Find all lines in the listing that include the word "rubrique", then copy them.

[Data listing]
BEGIN

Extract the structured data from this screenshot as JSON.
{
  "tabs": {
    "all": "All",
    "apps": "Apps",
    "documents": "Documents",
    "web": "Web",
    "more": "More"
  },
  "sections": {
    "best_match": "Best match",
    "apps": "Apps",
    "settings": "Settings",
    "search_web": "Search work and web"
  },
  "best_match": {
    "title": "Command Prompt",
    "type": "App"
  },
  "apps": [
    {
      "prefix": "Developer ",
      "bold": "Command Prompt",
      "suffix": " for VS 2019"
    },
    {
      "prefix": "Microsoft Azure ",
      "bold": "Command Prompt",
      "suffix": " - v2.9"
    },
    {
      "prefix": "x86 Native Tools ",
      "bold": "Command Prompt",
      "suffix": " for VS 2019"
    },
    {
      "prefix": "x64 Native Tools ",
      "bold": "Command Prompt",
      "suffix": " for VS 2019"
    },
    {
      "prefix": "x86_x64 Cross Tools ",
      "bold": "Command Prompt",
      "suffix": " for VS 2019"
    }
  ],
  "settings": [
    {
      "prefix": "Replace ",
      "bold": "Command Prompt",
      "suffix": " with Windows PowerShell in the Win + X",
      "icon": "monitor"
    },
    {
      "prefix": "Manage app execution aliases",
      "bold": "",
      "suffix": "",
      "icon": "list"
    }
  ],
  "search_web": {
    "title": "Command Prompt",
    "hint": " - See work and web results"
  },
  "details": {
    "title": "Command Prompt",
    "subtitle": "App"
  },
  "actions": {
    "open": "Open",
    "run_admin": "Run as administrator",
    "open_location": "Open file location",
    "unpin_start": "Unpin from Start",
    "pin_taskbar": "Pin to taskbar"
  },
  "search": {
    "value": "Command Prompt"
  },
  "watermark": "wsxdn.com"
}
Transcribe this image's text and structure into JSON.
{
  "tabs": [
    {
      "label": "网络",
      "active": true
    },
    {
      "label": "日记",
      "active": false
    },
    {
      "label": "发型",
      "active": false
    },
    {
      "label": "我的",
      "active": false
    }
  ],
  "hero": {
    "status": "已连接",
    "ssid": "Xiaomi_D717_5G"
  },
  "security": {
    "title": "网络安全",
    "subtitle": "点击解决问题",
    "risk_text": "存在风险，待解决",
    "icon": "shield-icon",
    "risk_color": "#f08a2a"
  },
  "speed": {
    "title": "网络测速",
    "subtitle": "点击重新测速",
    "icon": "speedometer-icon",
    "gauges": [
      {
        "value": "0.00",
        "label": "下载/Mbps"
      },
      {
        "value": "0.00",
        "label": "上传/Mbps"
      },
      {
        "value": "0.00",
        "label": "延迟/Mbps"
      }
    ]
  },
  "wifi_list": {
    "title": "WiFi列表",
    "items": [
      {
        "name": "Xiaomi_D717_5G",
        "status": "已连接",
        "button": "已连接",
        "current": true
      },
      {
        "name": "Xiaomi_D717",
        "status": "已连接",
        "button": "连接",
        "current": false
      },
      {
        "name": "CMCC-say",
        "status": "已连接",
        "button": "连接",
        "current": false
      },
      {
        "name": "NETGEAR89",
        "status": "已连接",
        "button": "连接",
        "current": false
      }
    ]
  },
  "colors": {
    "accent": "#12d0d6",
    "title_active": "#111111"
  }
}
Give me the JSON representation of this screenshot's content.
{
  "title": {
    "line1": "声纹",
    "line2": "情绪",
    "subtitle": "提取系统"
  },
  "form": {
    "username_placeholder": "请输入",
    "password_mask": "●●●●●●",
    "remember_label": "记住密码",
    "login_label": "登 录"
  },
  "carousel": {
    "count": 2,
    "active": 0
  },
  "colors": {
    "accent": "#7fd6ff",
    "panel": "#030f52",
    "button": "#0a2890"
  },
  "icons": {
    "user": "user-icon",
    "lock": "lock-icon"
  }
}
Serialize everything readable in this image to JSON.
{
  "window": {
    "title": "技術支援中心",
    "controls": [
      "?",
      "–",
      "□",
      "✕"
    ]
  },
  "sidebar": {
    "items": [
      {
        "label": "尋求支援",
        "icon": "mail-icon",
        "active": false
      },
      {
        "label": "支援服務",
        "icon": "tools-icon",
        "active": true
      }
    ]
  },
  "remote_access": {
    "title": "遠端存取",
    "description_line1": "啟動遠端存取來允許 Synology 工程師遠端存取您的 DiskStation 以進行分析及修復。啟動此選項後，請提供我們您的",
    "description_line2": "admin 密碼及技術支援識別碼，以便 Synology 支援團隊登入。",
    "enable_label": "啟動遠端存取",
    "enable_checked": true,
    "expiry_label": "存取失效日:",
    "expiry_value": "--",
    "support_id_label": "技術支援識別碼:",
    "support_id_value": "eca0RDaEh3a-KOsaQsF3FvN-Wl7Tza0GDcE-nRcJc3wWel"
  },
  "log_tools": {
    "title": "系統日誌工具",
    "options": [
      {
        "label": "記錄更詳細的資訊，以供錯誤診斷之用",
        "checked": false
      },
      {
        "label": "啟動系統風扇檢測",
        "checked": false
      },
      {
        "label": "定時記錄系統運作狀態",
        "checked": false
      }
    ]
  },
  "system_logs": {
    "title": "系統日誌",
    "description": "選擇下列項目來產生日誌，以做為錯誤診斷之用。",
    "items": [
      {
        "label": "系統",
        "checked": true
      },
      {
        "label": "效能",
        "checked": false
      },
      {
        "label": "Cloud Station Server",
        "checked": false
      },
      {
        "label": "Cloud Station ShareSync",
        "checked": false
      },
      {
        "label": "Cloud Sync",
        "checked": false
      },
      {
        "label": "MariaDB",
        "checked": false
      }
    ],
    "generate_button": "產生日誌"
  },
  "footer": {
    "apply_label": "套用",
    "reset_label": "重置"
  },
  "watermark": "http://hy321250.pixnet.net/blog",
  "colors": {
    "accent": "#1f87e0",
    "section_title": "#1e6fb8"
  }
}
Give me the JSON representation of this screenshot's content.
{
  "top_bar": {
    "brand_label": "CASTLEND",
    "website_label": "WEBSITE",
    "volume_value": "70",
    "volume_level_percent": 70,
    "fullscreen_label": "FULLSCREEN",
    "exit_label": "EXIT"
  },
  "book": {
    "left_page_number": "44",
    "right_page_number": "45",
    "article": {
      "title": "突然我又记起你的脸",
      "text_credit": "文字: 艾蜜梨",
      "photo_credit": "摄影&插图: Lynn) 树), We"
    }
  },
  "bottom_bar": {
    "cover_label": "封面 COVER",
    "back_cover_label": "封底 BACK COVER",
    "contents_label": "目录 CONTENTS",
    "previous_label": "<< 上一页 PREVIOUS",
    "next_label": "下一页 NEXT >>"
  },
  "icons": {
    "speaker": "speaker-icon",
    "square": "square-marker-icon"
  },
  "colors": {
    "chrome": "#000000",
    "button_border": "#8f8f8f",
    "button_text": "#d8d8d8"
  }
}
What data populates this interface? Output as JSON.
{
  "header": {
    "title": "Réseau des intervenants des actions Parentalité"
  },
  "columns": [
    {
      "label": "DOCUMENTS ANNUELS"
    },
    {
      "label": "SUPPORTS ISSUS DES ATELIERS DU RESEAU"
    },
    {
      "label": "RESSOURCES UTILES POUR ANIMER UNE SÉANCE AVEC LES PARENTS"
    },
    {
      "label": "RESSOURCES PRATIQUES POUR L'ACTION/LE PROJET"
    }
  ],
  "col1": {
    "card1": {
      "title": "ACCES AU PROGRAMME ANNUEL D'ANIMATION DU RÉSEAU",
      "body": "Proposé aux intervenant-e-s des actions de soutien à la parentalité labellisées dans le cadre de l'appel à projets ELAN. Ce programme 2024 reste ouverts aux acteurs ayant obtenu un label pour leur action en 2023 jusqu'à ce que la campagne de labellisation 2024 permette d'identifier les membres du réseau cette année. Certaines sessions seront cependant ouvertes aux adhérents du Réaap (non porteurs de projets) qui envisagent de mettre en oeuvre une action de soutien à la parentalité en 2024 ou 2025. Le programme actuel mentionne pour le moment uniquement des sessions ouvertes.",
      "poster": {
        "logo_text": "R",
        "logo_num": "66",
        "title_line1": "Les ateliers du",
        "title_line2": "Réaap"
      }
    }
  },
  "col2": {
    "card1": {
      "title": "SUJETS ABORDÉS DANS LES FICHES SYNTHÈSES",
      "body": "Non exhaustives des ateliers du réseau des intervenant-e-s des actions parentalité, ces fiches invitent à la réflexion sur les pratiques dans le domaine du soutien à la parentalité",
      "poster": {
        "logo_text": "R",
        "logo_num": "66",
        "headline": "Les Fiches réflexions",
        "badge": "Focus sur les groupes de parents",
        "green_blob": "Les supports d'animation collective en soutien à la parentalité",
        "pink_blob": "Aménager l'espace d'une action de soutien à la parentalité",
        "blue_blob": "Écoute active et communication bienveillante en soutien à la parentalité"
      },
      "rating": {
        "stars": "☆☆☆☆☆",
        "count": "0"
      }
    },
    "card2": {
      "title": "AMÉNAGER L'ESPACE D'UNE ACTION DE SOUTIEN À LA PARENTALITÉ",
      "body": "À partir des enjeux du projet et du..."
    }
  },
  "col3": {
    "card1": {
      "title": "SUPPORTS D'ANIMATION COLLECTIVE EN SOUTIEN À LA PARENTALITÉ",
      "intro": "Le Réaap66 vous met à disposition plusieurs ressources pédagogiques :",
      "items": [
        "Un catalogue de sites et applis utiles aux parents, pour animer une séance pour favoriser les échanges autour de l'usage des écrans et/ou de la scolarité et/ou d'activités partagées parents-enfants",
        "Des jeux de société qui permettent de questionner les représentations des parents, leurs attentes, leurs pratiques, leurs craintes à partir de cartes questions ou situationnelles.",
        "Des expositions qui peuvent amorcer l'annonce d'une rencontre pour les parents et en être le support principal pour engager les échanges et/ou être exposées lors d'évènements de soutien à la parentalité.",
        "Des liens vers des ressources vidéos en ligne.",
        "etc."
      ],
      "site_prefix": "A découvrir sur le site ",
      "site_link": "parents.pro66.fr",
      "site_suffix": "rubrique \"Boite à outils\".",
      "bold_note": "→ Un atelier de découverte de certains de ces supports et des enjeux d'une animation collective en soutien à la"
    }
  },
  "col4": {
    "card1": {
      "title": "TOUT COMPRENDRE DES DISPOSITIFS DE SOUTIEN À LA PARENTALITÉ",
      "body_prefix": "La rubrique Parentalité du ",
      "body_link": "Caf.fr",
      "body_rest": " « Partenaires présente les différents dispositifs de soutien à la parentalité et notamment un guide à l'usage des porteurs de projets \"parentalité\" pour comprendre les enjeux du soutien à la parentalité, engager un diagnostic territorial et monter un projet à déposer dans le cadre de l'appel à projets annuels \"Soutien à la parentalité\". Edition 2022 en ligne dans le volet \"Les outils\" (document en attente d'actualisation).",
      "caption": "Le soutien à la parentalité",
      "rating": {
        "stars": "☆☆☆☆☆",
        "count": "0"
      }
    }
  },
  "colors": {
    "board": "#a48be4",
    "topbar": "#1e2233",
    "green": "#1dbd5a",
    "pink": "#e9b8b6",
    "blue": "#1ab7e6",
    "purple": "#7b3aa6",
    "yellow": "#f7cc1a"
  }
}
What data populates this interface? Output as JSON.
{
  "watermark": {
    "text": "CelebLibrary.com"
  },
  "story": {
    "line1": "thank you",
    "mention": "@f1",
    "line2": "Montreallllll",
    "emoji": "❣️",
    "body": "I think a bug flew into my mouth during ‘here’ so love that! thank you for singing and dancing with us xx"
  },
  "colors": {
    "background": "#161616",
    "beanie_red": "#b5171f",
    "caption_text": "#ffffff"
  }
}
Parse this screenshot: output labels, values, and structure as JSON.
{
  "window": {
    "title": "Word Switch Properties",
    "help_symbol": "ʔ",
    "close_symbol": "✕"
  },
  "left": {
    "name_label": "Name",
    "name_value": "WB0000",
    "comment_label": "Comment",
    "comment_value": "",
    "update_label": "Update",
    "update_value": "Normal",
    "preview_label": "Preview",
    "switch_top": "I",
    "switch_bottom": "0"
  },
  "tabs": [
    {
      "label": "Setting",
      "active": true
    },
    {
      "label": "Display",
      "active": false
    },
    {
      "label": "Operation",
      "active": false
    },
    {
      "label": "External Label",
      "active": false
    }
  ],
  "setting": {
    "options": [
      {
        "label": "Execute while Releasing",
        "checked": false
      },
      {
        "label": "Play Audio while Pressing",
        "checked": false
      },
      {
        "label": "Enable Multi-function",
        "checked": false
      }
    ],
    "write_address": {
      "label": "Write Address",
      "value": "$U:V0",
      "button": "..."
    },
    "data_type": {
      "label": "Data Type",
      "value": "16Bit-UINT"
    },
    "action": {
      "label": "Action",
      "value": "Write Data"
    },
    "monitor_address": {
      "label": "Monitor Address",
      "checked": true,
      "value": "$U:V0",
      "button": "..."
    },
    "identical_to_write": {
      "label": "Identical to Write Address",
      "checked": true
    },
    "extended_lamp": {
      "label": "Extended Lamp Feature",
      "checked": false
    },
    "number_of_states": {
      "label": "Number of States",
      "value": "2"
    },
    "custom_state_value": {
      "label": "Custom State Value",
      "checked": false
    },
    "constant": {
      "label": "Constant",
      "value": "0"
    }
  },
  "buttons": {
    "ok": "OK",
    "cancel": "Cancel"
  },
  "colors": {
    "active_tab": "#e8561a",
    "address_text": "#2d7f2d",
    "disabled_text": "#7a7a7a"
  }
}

END

[COMPLETED EXERCISE]
      "site_suffix": "rubrique \"Boite à outils\".",
      "body_prefix": "La rubrique Parentalité du ",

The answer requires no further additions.